- _WHAT TO DO_
Give the entries back exactly, dropping each image.

- _SUPPLIED ENTRIES_

*****

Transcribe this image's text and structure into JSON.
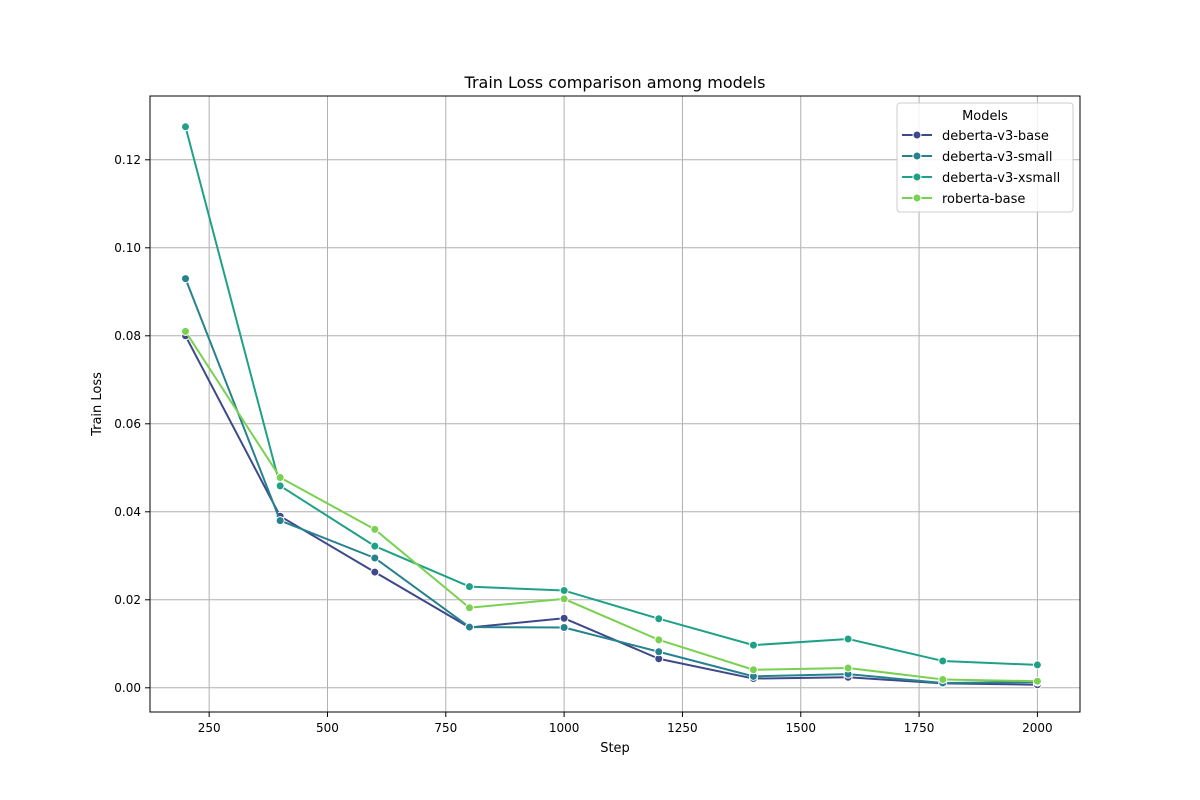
{
  "chart_data": {
    "type": "line",
    "title": "Train Loss comparison among models",
    "xlabel": "Step",
    "ylabel": "Train Loss",
    "xlim": [
      125,
      2090
    ],
    "ylim": [
      -0.0055,
      0.1345
    ],
    "xticks": [
      250,
      500,
      750,
      1000,
      1250,
      1500,
      1750,
      2000
    ],
    "yticks": [
      0.0,
      0.02,
      0.04,
      0.06,
      0.08,
      0.1,
      0.12
    ],
    "ytick_labels": [
      "0.00",
      "0.02",
      "0.04",
      "0.06",
      "0.08",
      "0.10",
      "0.12"
    ],
    "grid": true,
    "legend": {
      "title": "Models",
      "position": "top-right"
    },
    "x": [
      200,
      400,
      600,
      800,
      1000,
      1200,
      1400,
      1600,
      1800,
      2000
    ],
    "series": [
      {
        "name": "deberta-v3-base",
        "color": "#3e4989",
        "values": [
          0.08,
          0.039,
          0.0263,
          0.0137,
          0.0158,
          0.0066,
          0.0021,
          0.0024,
          0.001,
          0.0007
        ]
      },
      {
        "name": "deberta-v3-small",
        "color": "#26828e",
        "values": [
          0.093,
          0.038,
          0.0295,
          0.0138,
          0.0137,
          0.0082,
          0.0026,
          0.0031,
          0.0011,
          0.0013
        ]
      },
      {
        "name": "deberta-v3-xsmall",
        "color": "#1fa187",
        "values": [
          0.1275,
          0.0459,
          0.0322,
          0.023,
          0.0221,
          0.0157,
          0.0097,
          0.0111,
          0.0061,
          0.0052
        ]
      },
      {
        "name": "roberta-base",
        "color": "#7ad151",
        "values": [
          0.081,
          0.0478,
          0.036,
          0.0182,
          0.0202,
          0.0109,
          0.0041,
          0.0045,
          0.0019,
          0.0015
        ]
      }
    ]
  }
}
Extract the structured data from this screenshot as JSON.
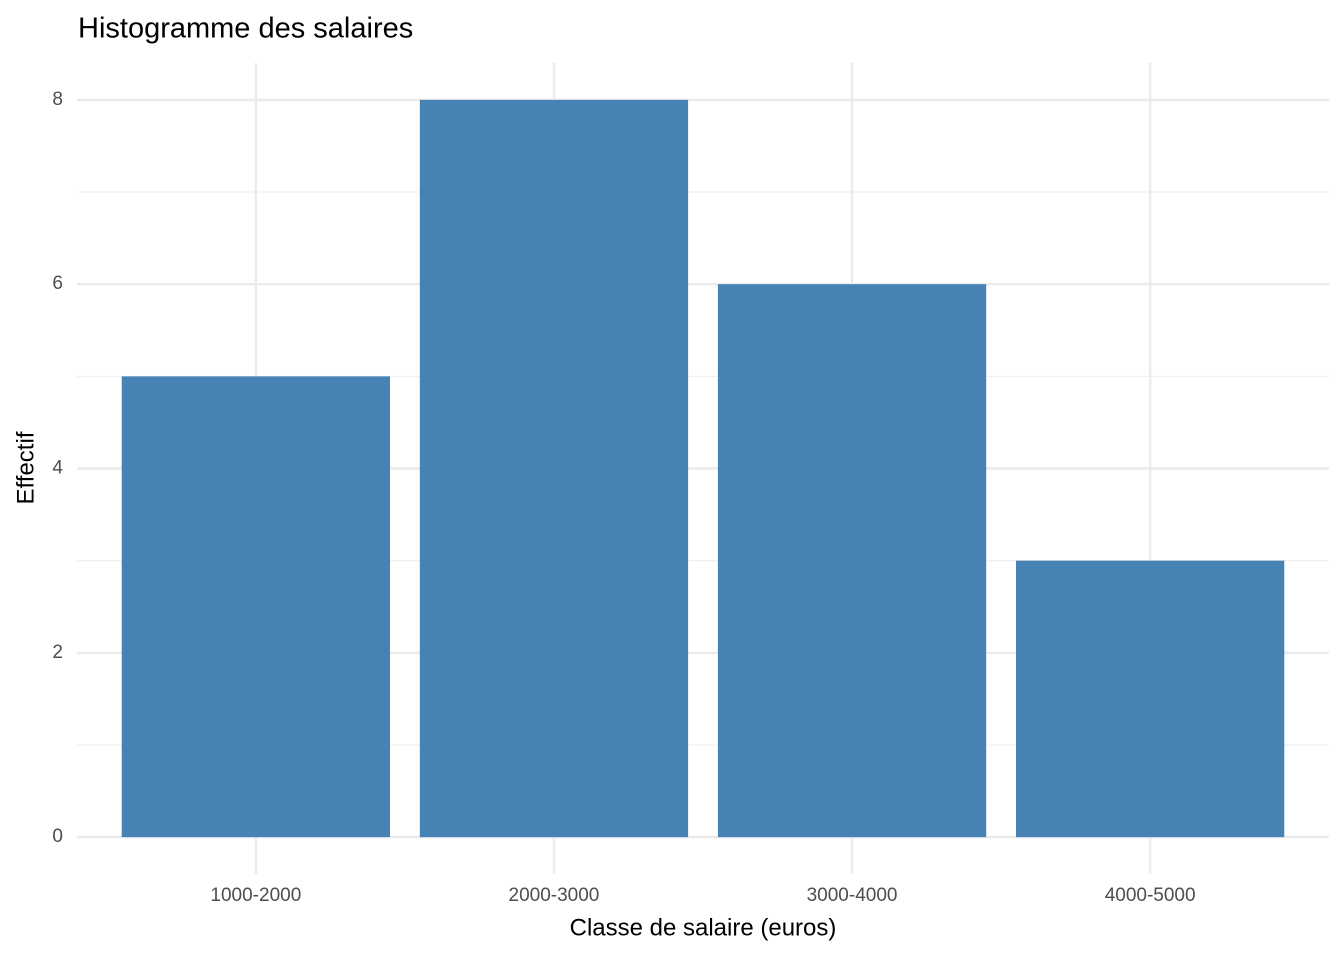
{
  "chart_data": {
    "type": "bar",
    "title": "Histogramme des salaires",
    "x_label": "Classe de salaire (euros)",
    "y_label": "Effectif",
    "categories": [
      "1000-2000",
      "2000-3000",
      "3000-4000",
      "4000-5000"
    ],
    "values": [
      5,
      8,
      6,
      3
    ],
    "color": "#4682b4",
    "ylim": [
      -0.4,
      8.4
    ],
    "yticks": [
      0,
      2,
      4,
      6,
      8
    ],
    "yminorticks": [
      1,
      3,
      5,
      7
    ],
    "grid": true
  }
}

*****

- _THE OUTPUT_
Transcribe this image's text and structure into JSON.
{
  "chart_data": {
    "type": "line",
    "title": "Train Loss comparison among models",
    "xlabel": "Step",
    "ylabel": "Train Loss",
    "xlim": [
      125,
      2090
    ],
    "ylim": [
      -0.0055,
      0.1345
    ],
    "xticks": [
      250,
      500,
      750,
      1000,
      1250,
      1500,
      1750,
      2000
    ],
    "yticks": [
      0.0,
      0.02,
      0.04,
      0.06,
      0.08,
      0.1,
      0.12
    ],
    "ytick_labels": [
      "0.00",
      "0.02",
      "0.04",
      "0.06",
      "0.08",
      "0.10",
      "0.12"
    ],
    "grid": true,
    "legend": {
      "title": "Models",
      "position": "top-right"
    },
    "x": [
      200,
      400,
      600,
      800,
      1000,
      1200,
      1400,
      1600,
      1800,
      2000
    ],
    "series": [
      {
        "name": "deberta-v3-base",
        "color": "#3e4989",
        "values": [
          0.08,
          0.039,
          0.0263,
          0.0137,
          0.0158,
          0.0066,
          0.0021,
          0.0024,
          0.001,
          0.0007
        ]
      },
      {
        "name": "deberta-v3-small",
        "color": "#26828e",
        "values": [
          0.093,
          0.038,
          0.0295,
          0.0138,
          0.0137,
          0.0082,
          0.0026,
          0.0031,
          0.0011,
          0.0013
        ]
      },
      {
        "name": "deberta-v3-xsmall",
        "color": "#1fa187",
        "values": [
          0.1275,
          0.0459,
          0.0322,
          0.023,
          0.0221,
          0.0157,
          0.0097,
          0.0111,
          0.0061,
          0.0052
        ]
      },
      {
        "name": "roberta-base",
        "color": "#7ad151",
        "values": [
          0.081,
          0.0478,
          0.036,
          0.0182,
          0.0202,
          0.0109,
          0.0041,
          0.0045,
          0.0019,
          0.0015
        ]
      }
    ]
  }
}
Extract the structured data from this screenshot as JSON.
{
  "chart_data": {
    "type": "bar",
    "title": "Histogramme des salaires",
    "x_label": "Classe de salaire (euros)",
    "y_label": "Effectif",
    "categories": [
      "1000-2000",
      "2000-3000",
      "3000-4000",
      "4000-5000"
    ],
    "values": [
      5,
      8,
      6,
      3
    ],
    "color": "#4682b4",
    "ylim": [
      -0.4,
      8.4
    ],
    "yticks": [
      0,
      2,
      4,
      6,
      8
    ],
    "yminorticks": [
      1,
      3,
      5,
      7
    ],
    "grid": true
  }
}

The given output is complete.